◆ SOURCE MATERIAL
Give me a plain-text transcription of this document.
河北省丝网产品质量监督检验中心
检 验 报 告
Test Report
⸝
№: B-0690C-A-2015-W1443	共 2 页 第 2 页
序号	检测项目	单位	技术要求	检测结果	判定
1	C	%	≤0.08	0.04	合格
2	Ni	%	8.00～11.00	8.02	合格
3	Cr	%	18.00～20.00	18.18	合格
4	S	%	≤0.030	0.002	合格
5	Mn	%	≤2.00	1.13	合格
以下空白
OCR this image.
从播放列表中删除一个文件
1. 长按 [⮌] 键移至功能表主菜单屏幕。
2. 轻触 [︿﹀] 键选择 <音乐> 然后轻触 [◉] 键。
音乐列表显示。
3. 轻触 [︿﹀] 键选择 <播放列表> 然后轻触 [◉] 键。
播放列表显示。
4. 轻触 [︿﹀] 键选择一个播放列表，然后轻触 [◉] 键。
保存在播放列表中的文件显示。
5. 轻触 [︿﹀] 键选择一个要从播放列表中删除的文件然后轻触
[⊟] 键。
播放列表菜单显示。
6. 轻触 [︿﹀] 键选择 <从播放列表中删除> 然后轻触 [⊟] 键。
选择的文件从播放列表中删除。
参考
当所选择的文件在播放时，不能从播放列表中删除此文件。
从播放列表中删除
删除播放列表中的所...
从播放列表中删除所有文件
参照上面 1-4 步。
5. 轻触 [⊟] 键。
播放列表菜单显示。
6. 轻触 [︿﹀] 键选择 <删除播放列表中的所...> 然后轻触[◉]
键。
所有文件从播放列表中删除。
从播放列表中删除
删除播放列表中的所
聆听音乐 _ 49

◆ AIM OF THE TASK
Copy out each line exactly.

◆ CORRECT RESPONSE
Give me a plain-text transcription of this document.
河北省丝网产品质量监督检验中心
检 验 报 告
Test Report
⸝
№: B-0690C-A-2015-W1443	共 2 页 第 2 页
序号	检测项目	单位	技术要求	检测结果	判定
1	C	%	≤0.08	0.04	合格
2	Ni	%	8.00～11.00	8.02	合格
3	Cr	%	18.00～20.00	18.18	合格
4	S	%	≤0.030	0.002	合格
5	Mn	%	≤2.00	1.13	合格
以下空白
OCR this image.
从播放列表中删除一个文件
1. 长按 [⮌] 键移至功能表主菜单屏幕。
2. 轻触 [︿﹀] 键选择 <音乐> 然后轻触 [◉] 键。
音乐列表显示。
3. 轻触 [︿﹀] 键选择 <播放列表> 然后轻触 [◉] 键。
播放列表显示。
4. 轻触 [︿﹀] 键选择一个播放列表，然后轻触 [◉] 键。
保存在播放列表中的文件显示。
5. 轻触 [︿﹀] 键选择一个要从播放列表中删除的文件然后轻触
[⊟] 键。
播放列表菜单显示。
6. 轻触 [︿﹀] 键选择 <从播放列表中删除> 然后轻触 [⊟] 键。
选择的文件从播放列表中删除。
参考
当所选择的文件在播放时，不能从播放列表中删除此文件。
从播放列表中删除
删除播放列表中的所...
从播放列表中删除所有文件
参照上面 1-4 步。
5. 轻触 [⊟] 键。
播放列表菜单显示。
6. 轻触 [︿﹀] 键选择 <删除播放列表中的所...> 然后轻触[◉]
键。
所有文件从播放列表中删除。
从播放列表中删除
删除播放列表中的所
聆听音乐 _ 49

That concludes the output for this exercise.